▸ **Exercise**:
Without the pictures, give the entries below again exactly as written.

>> BEGIN Data provided

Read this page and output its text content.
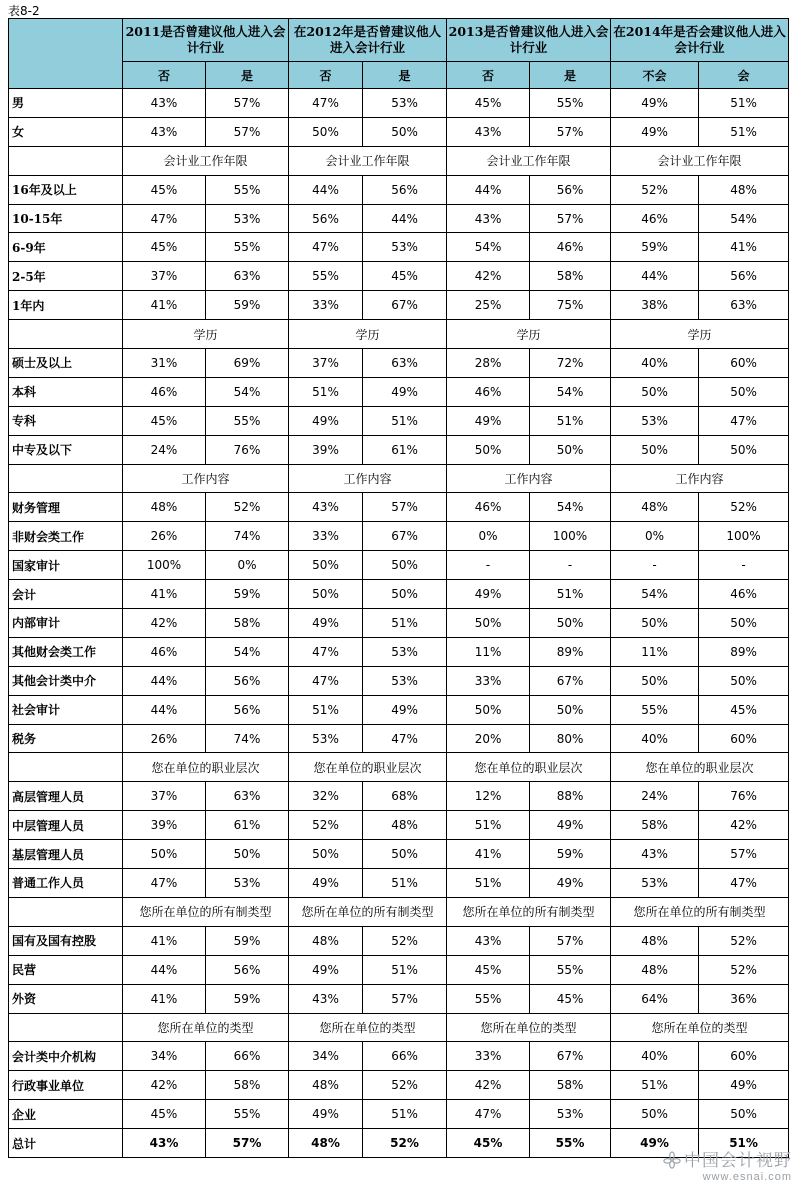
表8-2
	2011是否曾建议他人进入会计行业		在2012年是否曾建议他人进入会计行业		2013是否曾建议他人进入会计行业		在2014年是否会建议他人进入会计行业	
	否	是	否	是	否	是	不会	会
男	43%	57%	47%	53%	45%	55%	49%	51%
女	43%	57%	50%	50%	43%	57%	49%	51%
	会计业工作年限		会计业工作年限		会计业工作年限		会计业工作年限	
16年及以上	45%	55%	44%	56%	44%	56%	52%	48%
10-15年	47%	53%	56%	44%	43%	57%	46%	54%
6-9年	45%	55%	47%	53%	54%	46%	59%	41%
2-5年	37%	63%	55%	45%	42%	58%	44%	56%
1年内	41%	59%	33%	67%	25%	75%	38%	63%
	学历		学历		学历		学历	
硕士及以上	31%	69%	37%	63%	28%	72%	40%	60%
本科	46%	54%	51%	49%	46%	54%	50%	50%
专科	45%	55%	49%	51%	49%	51%	53%	47%
中专及以下	24%	76%	39%	61%	50%	50%	50%	50%
	工作内容		工作内容		工作内容		工作内容	
财务管理	48%	52%	43%	57%	46%	54%	48%	52%
非财会类工作	26%	74%	33%	67%	0%	100%	0%	100%
国家审计	100%	0%	50%	50%	-	-	-	-
会计	41%	59%	50%	50%	49%	51%	54%	46%
内部审计	42%	58%	49%	51%	50%	50%	50%	50%
其他财会类工作	46%	54%	47%	53%	11%	89%	11%	89%
其他会计类中介	44%	56%	47%	53%	33%	67%	50%	50%
社会审计	44%	56%	51%	49%	50%	50%	55%	45%
税务	26%	74%	53%	47%	20%	80%	40%	60%
	您在单位的职业层次		您在单位的职业层次		您在单位的职业层次		您在单位的职业层次	
高层管理人员	37%	63%	32%	68%	12%	88%	24%	76%
中层管理人员	39%	61%	52%	48%	51%	49%	58%	42%
基层管理人员	50%	50%	50%	50%	41%	59%	43%	57%
普通工作人员	47%	53%	49%	51%	51%	49%	53%	47%
	您所在单位的所有制类型		您所在单位的所有制类型		您所在单位的所有制类型		您所在单位的所有制类型	
国有及国有控股	41%	59%	48%	52%	43%	57%	48%	52%
民营	44%	56%	49%	51%	45%	55%	48%	52%
外资	41%	59%	43%	57%	55%	45%	64%	36%
	您所在单位的类型		您所在单位的类型		您所在单位的类型		您所在单位的类型	
会计类中介机构	34%	66%	34%	66%	33%	67%	40%	60%
行政事业单位	42%	58%	48%	52%	42%	58%	51%	49%
企业	45%	55%	49%	51%	47%	53%	50%	50%
总计	43%	57%	48%	52%	45%	55%	49%	51%
中国会计视野
www.esnai.com
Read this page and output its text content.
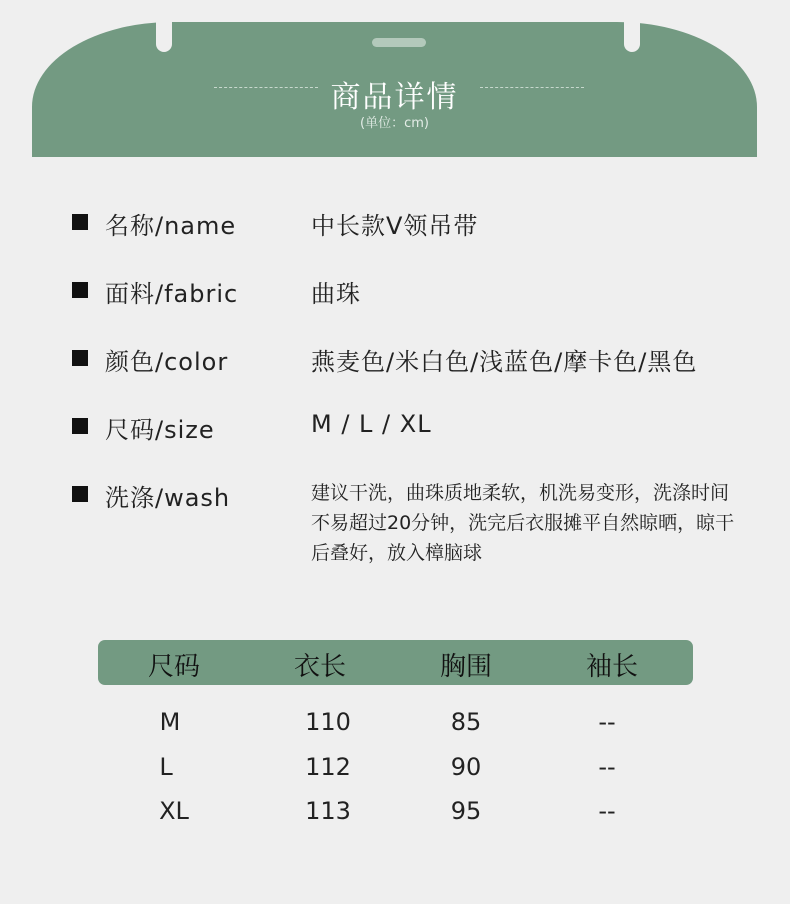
商品详情
(单位：cm)
名称/name	中长款V领吊带
面料/fabric	曲珠
颜色/color	燕麦色/米白色/浅蓝色/摩卡色/黑色
尺码/size	M / L / XL
洗涤/wash	建议干洗，曲珠质地柔软，机洗易变形，洗涤时间不易超过20分钟，洗完后衣服摊平自然晾晒，晾干后叠好，放入樟脑球
尺码	衣长	胸围	袖长
M	110	85	--
L	112	90	--
XL	113	95	--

>> END Data provided

▸ **Output for this task**:
Read this page and output its text content.
表8-2
	2011是否曾建议他人进入会计行业		在2012年是否曾建议他人进入会计行业		2013是否曾建议他人进入会计行业		在2014年是否会建议他人进入会计行业	
	否	是	否	是	否	是	不会	会
男	43%	57%	47%	53%	45%	55%	49%	51%
女	43%	57%	50%	50%	43%	57%	49%	51%
	会计业工作年限		会计业工作年限		会计业工作年限		会计业工作年限	
16年及以上	45%	55%	44%	56%	44%	56%	52%	48%
10-15年	47%	53%	56%	44%	43%	57%	46%	54%
6-9年	45%	55%	47%	53%	54%	46%	59%	41%
2-5年	37%	63%	55%	45%	42%	58%	44%	56%
1年内	41%	59%	33%	67%	25%	75%	38%	63%
	学历		学历		学历		学历	
硕士及以上	31%	69%	37%	63%	28%	72%	40%	60%
本科	46%	54%	51%	49%	46%	54%	50%	50%
专科	45%	55%	49%	51%	49%	51%	53%	47%
中专及以下	24%	76%	39%	61%	50%	50%	50%	50%
	工作内容		工作内容		工作内容		工作内容	
财务管理	48%	52%	43%	57%	46%	54%	48%	52%
非财会类工作	26%	74%	33%	67%	0%	100%	0%	100%
国家审计	100%	0%	50%	50%	-	-	-	-
会计	41%	59%	50%	50%	49%	51%	54%	46%
内部审计	42%	58%	49%	51%	50%	50%	50%	50%
其他财会类工作	46%	54%	47%	53%	11%	89%	11%	89%
其他会计类中介	44%	56%	47%	53%	33%	67%	50%	50%
社会审计	44%	56%	51%	49%	50%	50%	55%	45%
税务	26%	74%	53%	47%	20%	80%	40%	60%
	您在单位的职业层次		您在单位的职业层次		您在单位的职业层次		您在单位的职业层次	
高层管理人员	37%	63%	32%	68%	12%	88%	24%	76%
中层管理人员	39%	61%	52%	48%	51%	49%	58%	42%
基层管理人员	50%	50%	50%	50%	41%	59%	43%	57%
普通工作人员	47%	53%	49%	51%	51%	49%	53%	47%
	您所在单位的所有制类型		您所在单位的所有制类型		您所在单位的所有制类型		您所在单位的所有制类型	
国有及国有控股	41%	59%	48%	52%	43%	57%	48%	52%
民营	44%	56%	49%	51%	45%	55%	48%	52%
外资	41%	59%	43%	57%	55%	45%	64%	36%
	您所在单位的类型		您所在单位的类型		您所在单位的类型		您所在单位的类型	
会计类中介机构	34%	66%	34%	66%	33%	67%	40%	60%
行政事业单位	42%	58%	48%	52%	42%	58%	51%	49%
企业	45%	55%	49%	51%	47%	53%	50%	50%
总计	43%	57%	48%	52%	45%	55%	49%	51%
中国会计视野
www.esnai.com
Read this page and output its text content.
商品详情
(单位：cm)
名称/name	中长款V领吊带
面料/fabric	曲珠
颜色/color	燕麦色/米白色/浅蓝色/摩卡色/黑色
尺码/size	M / L / XL
洗涤/wash	建议干洗，曲珠质地柔软，机洗易变形，洗涤时间不易超过20分钟，洗完后衣服摊平自然晾晒，晾干后叠好，放入樟脑球
尺码	衣长	胸围	袖长
M	110	85	--
L	112	90	--
XL	113	95	--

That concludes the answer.